Figure record listings:
--- start ---
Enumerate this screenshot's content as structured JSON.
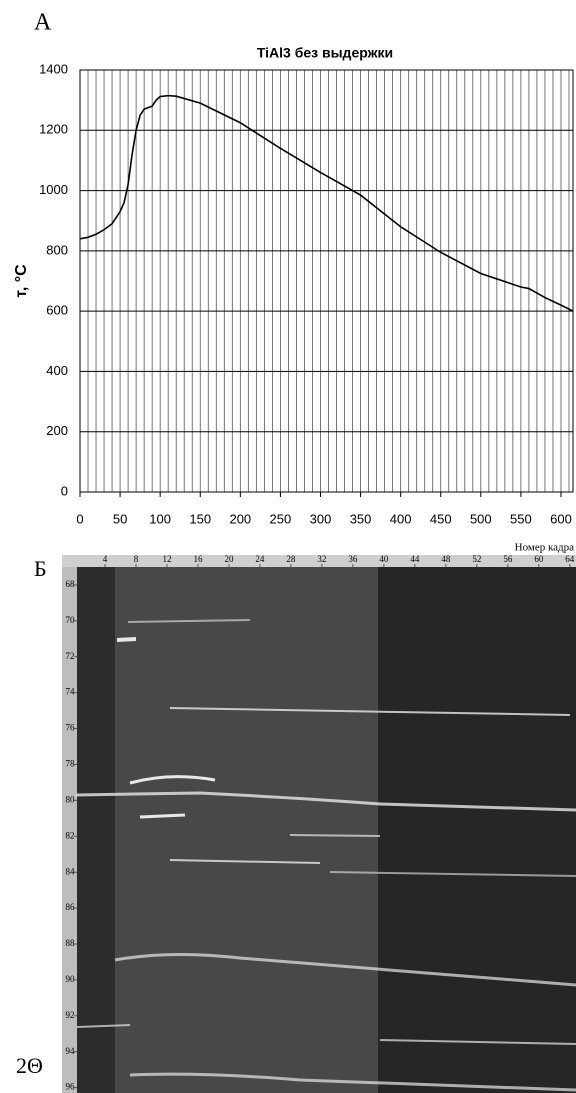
{
  "chart_data": [
    {
      "type": "line",
      "panel_label": "А",
      "title": "TiAl3 без выдержки",
      "y_label": "т, °С",
      "x": [
        0,
        10,
        20,
        30,
        40,
        50,
        55,
        60,
        65,
        70,
        75,
        80,
        90,
        95,
        100,
        110,
        120,
        150,
        200,
        250,
        300,
        350,
        400,
        450,
        500,
        550,
        560,
        580,
        600,
        615
      ],
      "series": [
        {
          "color": "#000000",
          "values": [
            840,
            845,
            855,
            870,
            890,
            930,
            960,
            1020,
            1120,
            1200,
            1250,
            1270,
            1280,
            1300,
            1312,
            1315,
            1313,
            1290,
            1225,
            1140,
            1060,
            985,
            880,
            795,
            725,
            680,
            675,
            645,
            620,
            600
          ]
        }
      ],
      "xlim": [
        0,
        615
      ],
      "xticks": [
        0,
        50,
        100,
        150,
        200,
        250,
        300,
        350,
        400,
        450,
        500,
        550,
        600
      ],
      "ylim": [
        0,
        1400
      ],
      "yticks": [
        0,
        200,
        400,
        600,
        800,
        1000,
        1200,
        1400
      ],
      "grid": true
    },
    {
      "type": "image",
      "panel_label": "Б",
      "x_label": "Номер кадра",
      "y_label": "2Θ",
      "xlim": [
        0,
        64.8
      ],
      "xticks": [
        4,
        8,
        12,
        16,
        20,
        24,
        28,
        32,
        36,
        40,
        44,
        48,
        52,
        56,
        60,
        64
      ],
      "ylim": [
        67,
        96.3
      ],
      "yticks": [
        68,
        70,
        72,
        74,
        76,
        78,
        80,
        82,
        84,
        86,
        88,
        90,
        92,
        94,
        96
      ]
    }
  ]
}
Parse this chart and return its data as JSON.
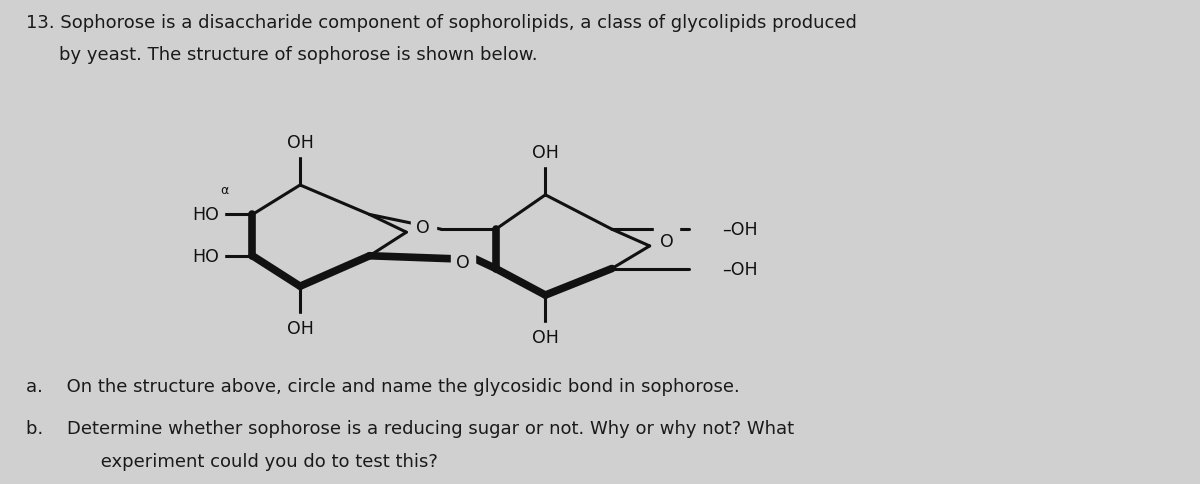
{
  "background_color": "#d0d0d0",
  "text_color": "#1a1a1a",
  "figsize": [
    12.0,
    4.85
  ],
  "dpi": 100,
  "title_line1": "13. Sophorose is a disaccharide component of sophorolipids, a class of glycolipids produced",
  "title_line2": "by yeast. The structure of sophorose is shown below.",
  "question_a": "a.  On the structure above, circle and name the glycosidic bond in sophorose.",
  "question_b_line1": "b.  Determine whether sophorose is a reducing sugar or not. Why or why not? What",
  "question_b_line2": "   experiment could you do to test this?"
}
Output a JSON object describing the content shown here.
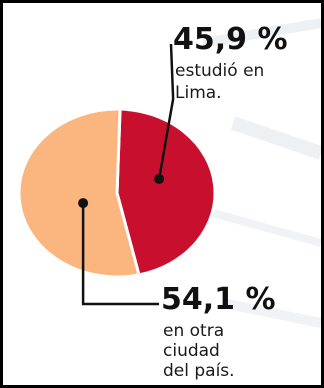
{
  "chart_data": {
    "type": "pie",
    "slices": [
      {
        "value": 45.9,
        "percent_label": "45,9 %",
        "desc_lines": [
          "estudió en",
          "Lima."
        ],
        "color": "#c8102e"
      },
      {
        "value": 54.1,
        "percent_label": "54,1 %",
        "desc_lines": [
          "en otra",
          "ciudad",
          "del país."
        ],
        "color": "#fbb57f"
      }
    ],
    "leader_color": "#111111",
    "stroke_color": "#ffffff"
  }
}
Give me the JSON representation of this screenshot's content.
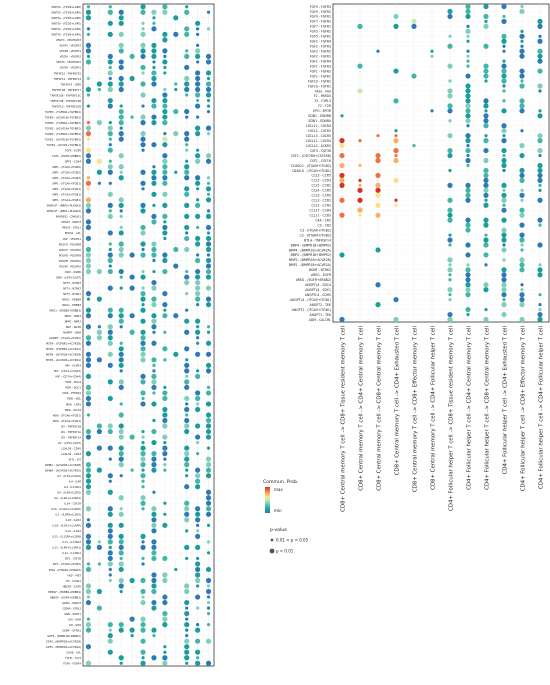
{
  "chart_data": {
    "type": "scatter",
    "columns": [
      "CD8+ Central memory T cell -> CD8+ Tissue resident memory T cell",
      "CD8+ Central memory T cell -> CD4+ Central memory T cell",
      "CD8+ Central memory T cell -> CD8+ Central memory T cell",
      "CD8+ Central memory T cell -> CD4+ Exhausted T cell",
      "CD8+ Central memory T cell -> CD8+ Effector memory T cell",
      "CD8+ Central memory T cell -> CD4+ Follicular helper T cell",
      "CD4+ Follicular helper T cell -> CD8+ Tissue resident memory T cell",
      "CD4+ Follicular helper T cell -> CD4+ Central memory T cell",
      "CD4+ Follicular helper T cell -> CD8+ Central memory T cell",
      "CD4+ Follicular helper T cell -> CD4+ Exhausted T cell",
      "CD4+ Follicular helper T cell -> CD8+ Effector memory T cell",
      "CD4+ Follicular helper T cell -> CD4+ Follicular helper T cell"
    ],
    "legend": {
      "color_title": "Commun. Prob.",
      "color_max": "max",
      "color_min": "min",
      "size_title": "p-value",
      "size_items": [
        "0.01 < p < 0.05",
        "p < 0.01"
      ]
    },
    "rows_left": [
      "WNT3A - (FZD6+LRP6)",
      "WNT3A - (FZD6+LRP5)",
      "WNT3A - (FZD5+LRP6)",
      "WNT3A - (FZD5+LRP5)",
      "WNT3A - (FZD4+LRP6)",
      "WNT3A - (FZD4+LRP5)",
      "VEGFC - VEGFR2R3",
      "VEGFC - VEGFR2",
      "VEGFB - VEGFR1",
      "VEGFA - VEGFR2",
      "VEGFA - VEGFR1R2",
      "VEGFA - VEGFR1",
      "TNFSF15 - TNFRSF25",
      "TNFSF14 - TNFRSF14",
      "TNFSF14 - LTBR",
      "TNFSF13B - TNFRSF17",
      "TNFSF13B - TNFRSF13C",
      "TNFSF13B - TNFRSF13B",
      "TNFSF10 - TNFRSF10B",
      "TGFB3 - (TGFBR1+TGFBR2)",
      "TGFB3 - (ACVR1B+TGFBR2)",
      "TGFB2 - (TGFBR1+TGFBR2)",
      "TGFB2 - (ACVR1B+TGFBR2)",
      "TGFB1 - (TGFBR1+TGFBR2)",
      "TGFB1 - (ACVR1B+TGFBR2)",
      "TGFB1 - (ACVR1+TGFBR1)",
      "TGFA - EGFR",
      "TGFA - (EGFR+ERBB2)",
      "SPP1 - CD44",
      "SPP1 - (ITGAV+ITGB6)",
      "SPP1 - (ITGAV+ITGB5)",
      "SPP1 - (ITGAV+ITGB3)",
      "SPP1 - (ITGAV+ITGB1)",
      "SPP1 - (ITGA9+ITGB1)",
      "SPP1 - (ITGA5+ITGB1)",
      "SPP1 - (ITGA4+ITGB1)",
      "SEMA3F - (NRP2+PLXNA3)",
      "SEMA3F - (NRP1+PLXNA3)",
      "RARRES2 - CMKLR1",
      "PRSS3 - PARD3",
      "PRSS3 - F2RL1",
      "PROS1 - AXL",
      "PGF - VEGFR1",
      "PDGFD - PDGFRB",
      "PDGFC - PDGFRA",
      "PDGFB - PDGFRB",
      "PDGFB - PDGFRA",
      "PDGFA - PDGFRA",
      "OSM - OSMR",
      "OSM - (LIFR+IL6ST)",
      "NTF3 - NTRK3",
      "NTF3 - NTRK2",
      "NTF3 - NTRK1",
      "NRG1 - ERBB4",
      "NRG1 - ERBB3",
      "NRG1 - (ERBB2+ERBB3)",
      "NPPC - NPR3",
      "NPPC - NPR2",
      "NGF - NGFR",
      "NAMPT - INSR",
      "NAMPT - (ITGA5+ITGB1)",
      "MSTN - (TGFBR1+ACVR2B)",
      "MSTN - (TGFBR1+ACVR2A)",
      "MSTN - (ACVR1B+ACVR2B)",
      "MSTN - (ACVR1B+ACVR2A)",
      "MIF - ACKR3",
      "MIF - (CD74+CXCR4)",
      "MIF - (CD74+CD44)",
      "MDK - SDC4",
      "MDK - SDC1",
      "MDK - PTPRZ1",
      "MDK - NCL",
      "MDK - LRP1",
      "MDK - ITGA4",
      "MDK - (ITGA6+ITGB1)",
      "MDK - (ITGA4+ITGB1)",
      "LTA - TNFRSF1B",
      "LTA - TNFRSF1A",
      "LTA - TNFRSF14",
      "LIF - (LIFR+IL6ST)",
      "LGALS9 - CD45",
      "LGALS9 - CD44",
      "KITL - KIT",
      "INHBA - (ACVR1B+ACVR2B)",
      "INHBA - (ACVR1B+ACVR2A)",
      "IL7 - (IL7R+IL2RG)",
      "IL4 - IL4R",
      "IL4 - IL13RA1",
      "IL4 - (IL4R+IL2RG)",
      "IL4 - (IL4R+IL13RA1)",
      "IL34 - CSF1R",
      "IL33 - (IL1RL1+IL1RAP)",
      "IL2 - (IL2RB+IL2RG)",
      "IL18 - IL1R2",
      "IL18 - (IL1R1+IL1RAP)",
      "IL1A - IL1R2",
      "IL15 - (IL15RA+IL2RB)",
      "IL13 - IL13RA2",
      "IL13 - (IL4R+IL13RA1)",
      "IL13 - IL13RA1",
      "IGF1 - IGF1R",
      "IGF1 - (ITGAV+ITGB3)",
      "IFNG - (IFNGR1+IFNGR2)",
      "HGF - MET",
      "HC - C5AR1",
      "HBEGF - EGFR",
      "HBEGF - (ERBB2+ERBB4)",
      "HBEGF - (EGFR+ERBB2)",
      "GZMA - PARD3",
      "GZMA - F2RL1",
      "GRN - SORT1",
      "GHI - GHR",
      "GH - GHR",
      "GDNF - GFRA1",
      "GDF5 - (BMPR1B+BMPR2)",
      "GDF5 - (BMPR1B+ACVR2B)",
      "GDF5 - (BMPR1B+ACVR2A)",
      "GAS6 - AXL",
      "FLT3L - FLT3",
      "FGF9 - FGFR4"
    ],
    "rows_right": [
      "FGF9 - FGFR3",
      "FGF9 - FGFR2",
      "FGF9 - FGFR1",
      "FGF7 - FGFR2",
      "FGF7 - FGFR1",
      "FGF5 - FGFR2",
      "FGF5 - FGFR1",
      "FGF2 - FGFR4",
      "FGF2 - FGFR3",
      "FGF2 - FGFR2",
      "FGF2 - FGFR1",
      "FGF1 - FGFR4",
      "FGF1 - FGFR3",
      "FGF1 - FGFR2",
      "FGF1 - FGFR1",
      "FGF10 - FGFR2",
      "FGF10 - FGFR1",
      "FASL - FAS",
      "F2 - PARD3",
      "F2 - F2RL3",
      "F2 - F2R",
      "EPO - EPOR",
      "EDN1 - EDNRB",
      "EDN1 - EDNRA",
      "CXCL12 - CXCR4",
      "CXCL2 - CXCR2",
      "CXCL13 - CXCR5",
      "CXCL12 - CXCR4",
      "CXCL12 - ACKR3",
      "CSF3 - CSF3R",
      "CSF2 - (CSF2RA+CSF2RB)",
      "CSF1 - CSF1R",
      "CD40LG - (ITGAM+ITGB2)",
      "CD40LG - (ITGA5+ITGB1)",
      "CCL5 - CCR5",
      "CCL5 - CCR3",
      "CCL5 - CCR1",
      "CCL4 - CCR5",
      "CCL3 - CCR5",
      "CCL3 - CCR1",
      "CCL2 - CCR2",
      "CCL17 - CCR4",
      "CCL11 - CCR3",
      "C4A - CR2",
      "C3 - CR2",
      "C3 - (ITGAX+ITGB2)",
      "C3 - (ITGAM+ITGB2)",
      "BTLA - TNFRSF14",
      "BMP4 - (BMPR1B+BMPR2)",
      "BMP4 - (BMPR1B+ACVR2A)",
      "BMP2 - (BMPR1B+BMPR2)",
      "BMP2 - (BMPR1B+ACVR2B)",
      "BMP2 - (BMPR1B+ACVR2A)",
      "BDNF - NTRK2",
      "AREG - EGFR",
      "AREG - (EGFR+ERBB2)",
      "ANGPTL4 - SDC4",
      "ANGPTL4 - SDC1",
      "ANGPTL4 - CDH5",
      "ANGPTL4 - (ITGA5+ITGB1)",
      "ANGPT2 - TEK",
      "ANGPT2 - (ITGA5+ITGB1)",
      "ANGPT1 - TEK",
      "ADM - CALCRL"
    ]
  }
}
--- end ---
=== Problem ===
Find the lines with the string "VEGFA" and reproduce them.

=== Completed exercise ===
      "VEGFA - VEGFR2",
      "VEGFA - VEGFR1R2",
      "VEGFA - VEGFR1",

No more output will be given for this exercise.